Extracted records:
****************************************

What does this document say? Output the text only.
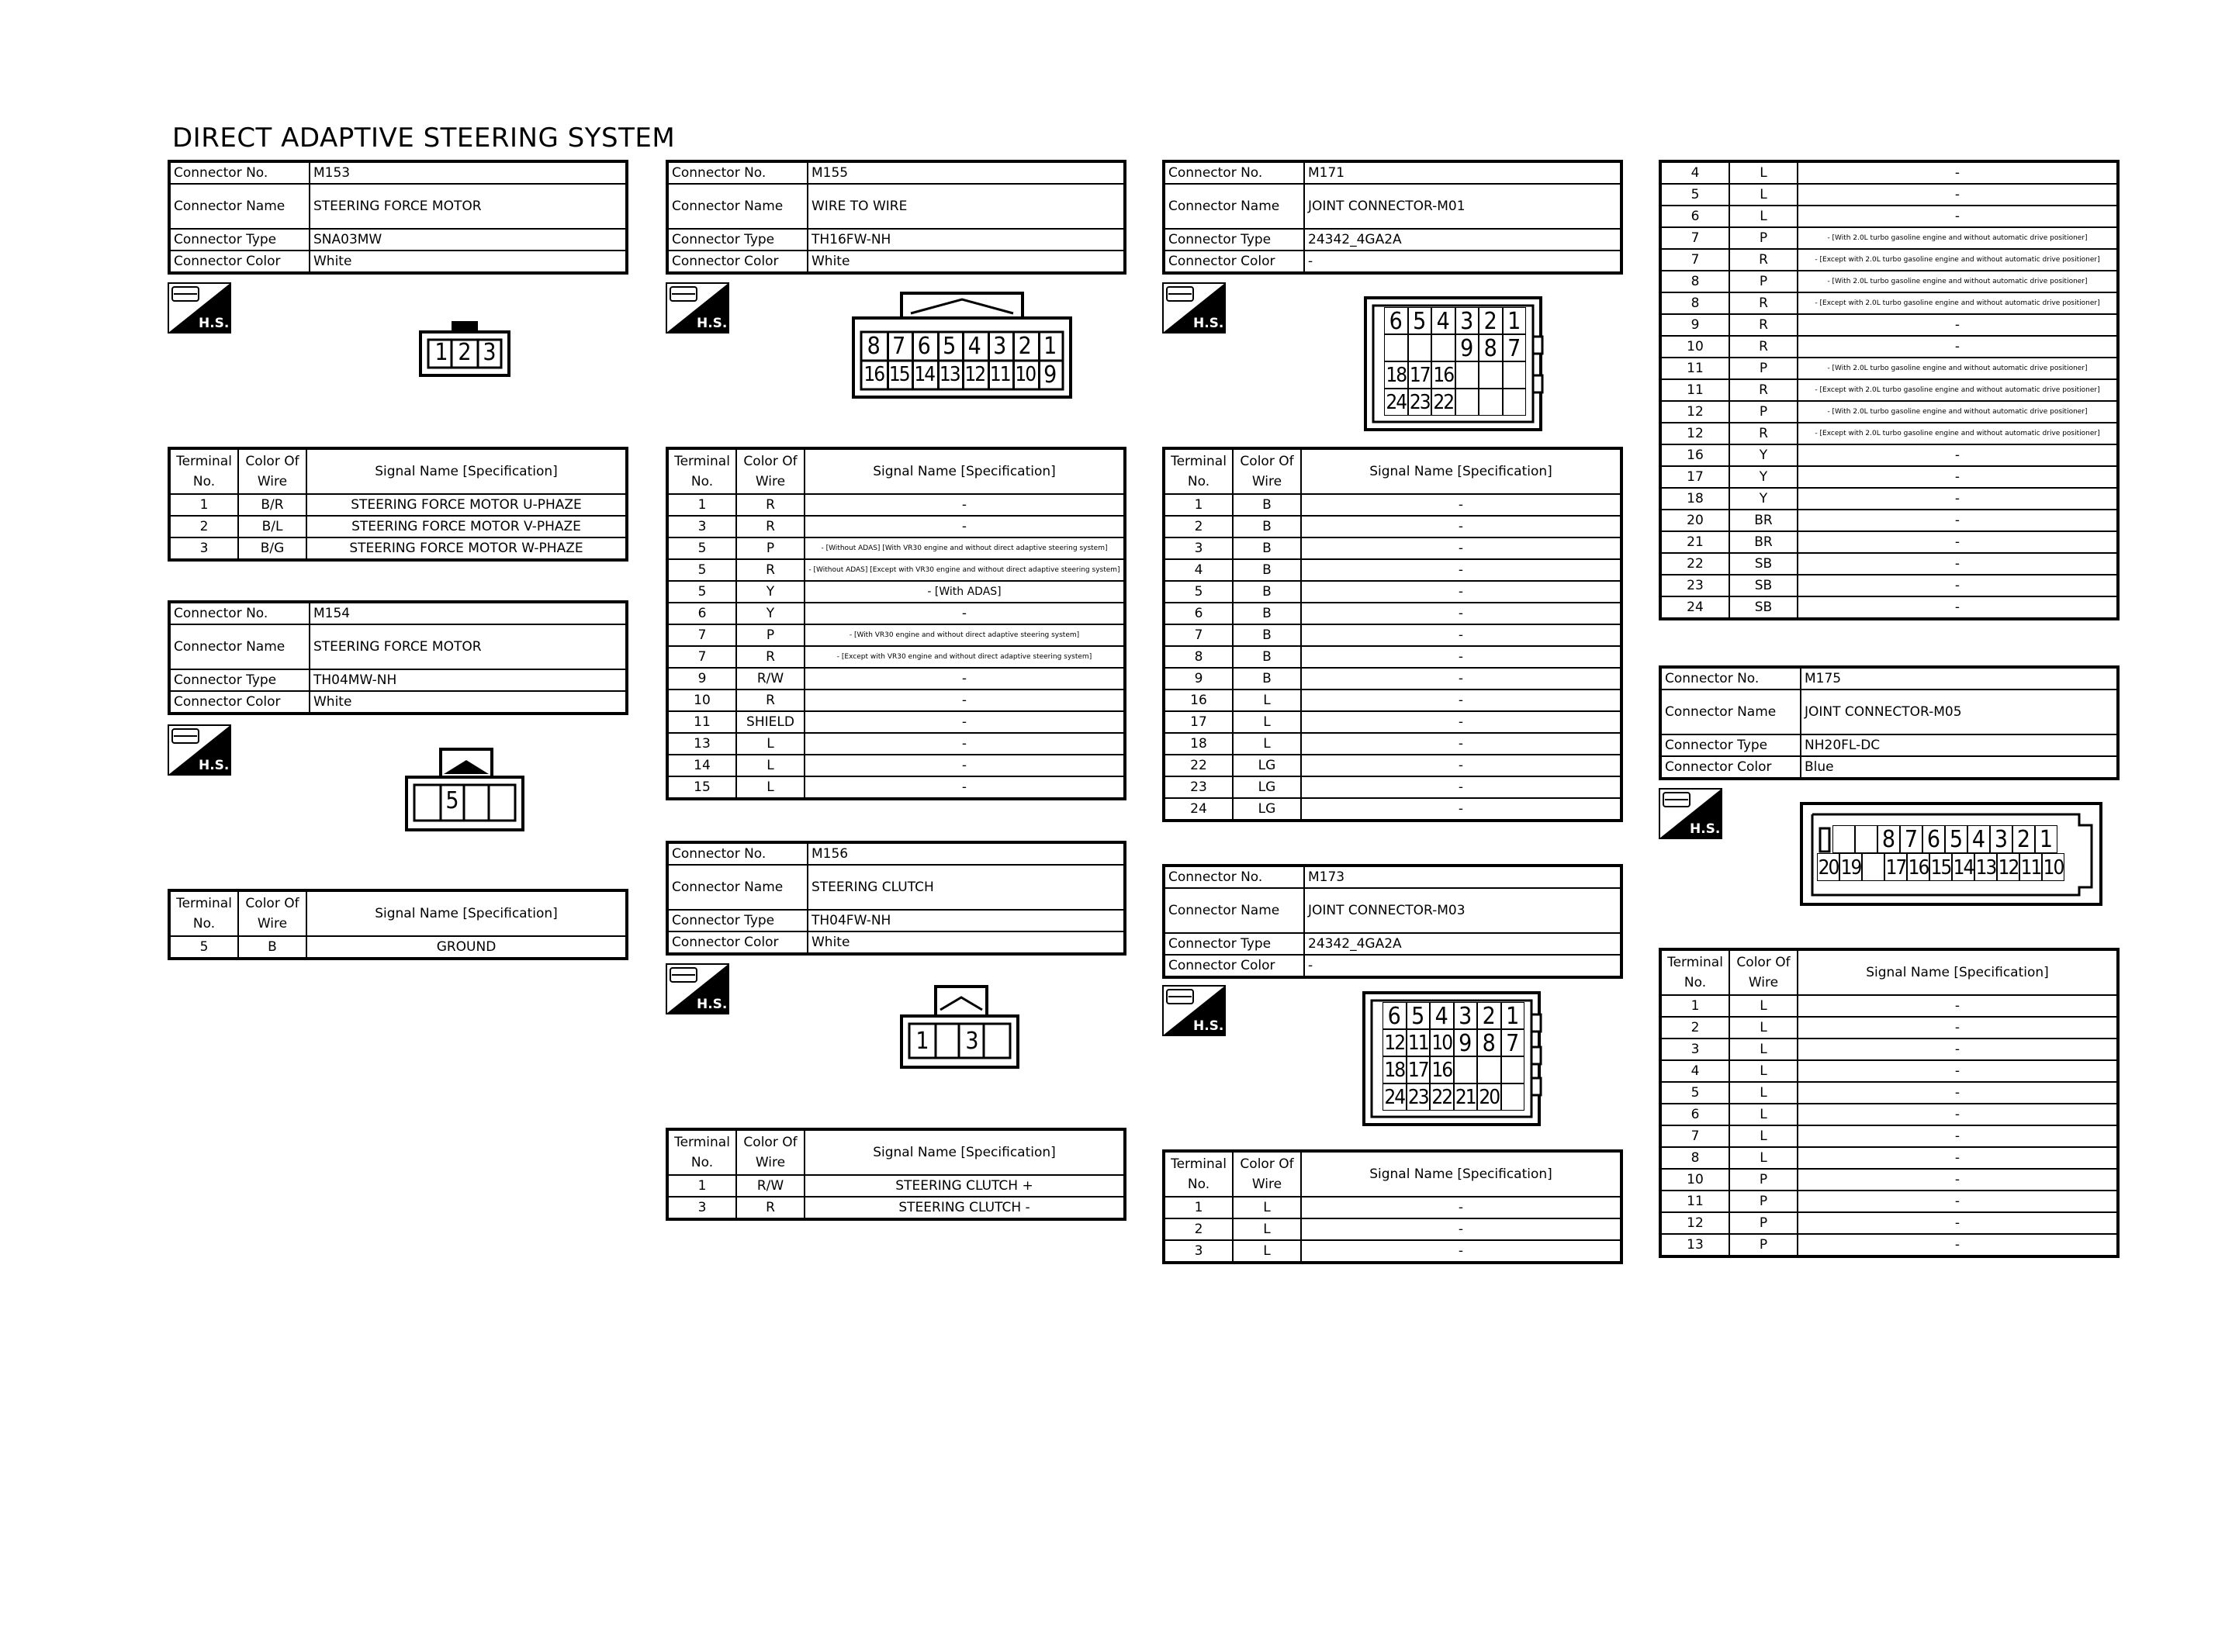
DIRECT ADAPTIVE STEERING SYSTEM
Connector No.	M153
Connector Name	STEERING FORCE MOTOR
Connector Type	SNA03MW
Connector Color	White
H.S.
1 2 3
Terminal No.	Color Of Wire	Signal Name [Specification]
1	B/R	STEERING FORCE MOTOR U-PHAZE
2	B/L	STEERING FORCE MOTOR V-PHAZE
3	B/G	STEERING FORCE MOTOR W-PHAZE
Connector No.	M154
Connector Name	STEERING FORCE MOTOR
Connector Type	TH04MW-NH
Connector Color	White
H.S.
5
Terminal No.	Color Of Wire	Signal Name [Specification]
5	B	GROUND
Connector No.	M155
Connector Name	WIRE TO WIRE
Connector Type	TH16FW-NH
Connector Color	White
H.S.
8 7 6 5 4 3 2 1
16 15 14 13 12 11 10 9
Terminal No.	Color Of Wire	Signal Name [Specification]
1	R	-
3	R	-
5	P	- [Without ADAS] [With VR30 engine and without direct adaptive steering system]
5	R	- [Without ADAS] [Except with VR30 engine and without direct adaptive steering system]
5	Y	- [With ADAS]
6	Y	-
7	P	- [With VR30 engine and without direct adaptive steering system]
7	R	- [Except with VR30 engine and without direct adaptive steering system]
9	R/W	-
10	R	-
11	SHIELD	-
13	L	-
14	L	-
15	L	-
Connector No.	M156
Connector Name	STEERING CLUTCH
Connector Type	TH04FW-NH
Connector Color	White
H.S.
1 3
Terminal No.	Color Of Wire	Signal Name [Specification]
1	R/W	STEERING CLUTCH +
3	R	STEERING CLUTCH -
Connector No.	M171
Connector Name	JOINT CONNECTOR-M01
Connector Type	24342_4GA2A
Connector Color	-
H.S.	6 5 4 3 2 1
9 8 7
18 17 16
24 23 22
Terminal No.	Color Of Wire	Signal Name [Specification]
1	B	-
2	B	-
3	B	-
4	B	-
5	B	-
6	B	-
7	B	-
8	B	-
9	B	-
16	L	-
17	L	-
18	L	-
22	LG	-
23	LG	-
24	LG	-
Connector No.	M173
Connector Name	JOINT CONNECTOR-M03
Connector Type	24342_4GA2A
Connector Color	-
H.S.	6 5 4 3 2 1
12 11 10 9 8 7
18 17 16
24 23 22 21 20
Terminal No.	Color Of Wire	Signal Name [Specification]
1	L	-
2	L	-
3	L	-
4	L	-
5	L	-
6	L	-
7	P	- [With 2.0L turbo gasoline engine and without automatic drive positioner]
7	R	- [Except with 2.0L turbo gasoline engine and without automatic drive positioner]
8	P	- [With 2.0L turbo gasoline engine and without automatic drive positioner]
8	R	- [Except with 2.0L turbo gasoline engine and without automatic drive positioner]
9	R	-
10	R	-
11	P	- [With 2.0L turbo gasoline engine and without automatic drive positioner]
11	R	- [Except with 2.0L turbo gasoline engine and without automatic drive positioner]
12	P	- [With 2.0L turbo gasoline engine and without automatic drive positioner]
12	R	- [Except with 2.0L turbo gasoline engine and without automatic drive positioner]
16	Y	-
17	Y	-
18	Y	-
20	BR	-
21	BR	-
22	SB	-
23	SB	-
24	SB	-
Connector No.	M175
Connector Name	JOINT CONNECTOR-M05
Connector Type	NH20FL-DC
Connector Color	Blue
H.S.	8 7 6 5 4 3 2 1
20 19 17 16 15 14 13 12 11 10
Terminal No.	Color Of Wire	Signal Name [Specification]
1	L	-
2	L	-
3	L	-
4	L	-
5	L	-
6	L	-
7	L	-
8	L	-
10	P	-
11	P	-
12	P	-
13	P	-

****************************************

Restate each entry word for word, leaving out any pictures.

= Task result =
What does this document say? Output the text only.
DIRECT ADAPTIVE STEERING SYSTEM
Connector No.	M153
Connector Name	STEERING FORCE MOTOR
Connector Type	SNA03MW
Connector Color	White
H.S.
1 2 3
Terminal No.	Color Of Wire	Signal Name [Specification]
1	B/R	STEERING FORCE MOTOR U-PHAZE
2	B/L	STEERING FORCE MOTOR V-PHAZE
3	B/G	STEERING FORCE MOTOR W-PHAZE
Connector No.	M154
Connector Name	STEERING FORCE MOTOR
Connector Type	TH04MW-NH
Connector Color	White
H.S.
5
Terminal No.	Color Of Wire	Signal Name [Specification]
5	B	GROUND
Connector No.	M155
Connector Name	WIRE TO WIRE
Connector Type	TH16FW-NH
Connector Color	White
H.S.
8 7 6 5 4 3 2 1
16 15 14 13 12 11 10 9
Terminal No.	Color Of Wire	Signal Name [Specification]
1	R	-
3	R	-
5	P	- [Without ADAS] [With VR30 engine and without direct adaptive steering system]
5	R	- [Without ADAS] [Except with VR30 engine and without direct adaptive steering system]
5	Y	- [With ADAS]
6	Y	-
7	P	- [With VR30 engine and without direct adaptive steering system]
7	R	- [Except with VR30 engine and without direct adaptive steering system]
9	R/W	-
10	R	-
11	SHIELD	-
13	L	-
14	L	-
15	L	-
Connector No.	M156
Connector Name	STEERING CLUTCH
Connector Type	TH04FW-NH
Connector Color	White
H.S.
1 3
Terminal No.	Color Of Wire	Signal Name [Specification]
1	R/W	STEERING CLUTCH +
3	R	STEERING CLUTCH -
Connector No.	M171
Connector Name	JOINT CONNECTOR-M01
Connector Type	24342_4GA2A
Connector Color	-
H.S.	6 5 4 3 2 1
9 8 7
18 17 16
24 23 22
Terminal No.	Color Of Wire	Signal Name [Specification]
1	B	-
2	B	-
3	B	-
4	B	-
5	B	-
6	B	-
7	B	-
8	B	-
9	B	-
16	L	-
17	L	-
18	L	-
22	LG	-
23	LG	-
24	LG	-
Connector No.	M173
Connector Name	JOINT CONNECTOR-M03
Connector Type	24342_4GA2A
Connector Color	-
H.S.	6 5 4 3 2 1
12 11 10 9 8 7
18 17 16
24 23 22 21 20
Terminal No.	Color Of Wire	Signal Name [Specification]
1	L	-
2	L	-
3	L	-
4	L	-
5	L	-
6	L	-
7	P	- [With 2.0L turbo gasoline engine and without automatic drive positioner]
7	R	- [Except with 2.0L turbo gasoline engine and without automatic drive positioner]
8	P	- [With 2.0L turbo gasoline engine and without automatic drive positioner]
8	R	- [Except with 2.0L turbo gasoline engine and without automatic drive positioner]
9	R	-
10	R	-
11	P	- [With 2.0L turbo gasoline engine and without automatic drive positioner]
11	R	- [Except with 2.0L turbo gasoline engine and without automatic drive positioner]
12	P	- [With 2.0L turbo gasoline engine and without automatic drive positioner]
12	R	- [Except with 2.0L turbo gasoline engine and without automatic drive positioner]
16	Y	-
17	Y	-
18	Y	-
20	BR	-
21	BR	-
22	SB	-
23	SB	-
24	SB	-
Connector No.	M175
Connector Name	JOINT CONNECTOR-M05
Connector Type	NH20FL-DC
Connector Color	Blue
H.S.	8 7 6 5 4 3 2 1
20 19 17 16 15 14 13 12 11 10
Terminal No.	Color Of Wire	Signal Name [Specification]
1	L	-
2	L	-
3	L	-
4	L	-
5	L	-
6	L	-
7	L	-
8	L	-
10	P	-
11	P	-
12	P	-
13	P	-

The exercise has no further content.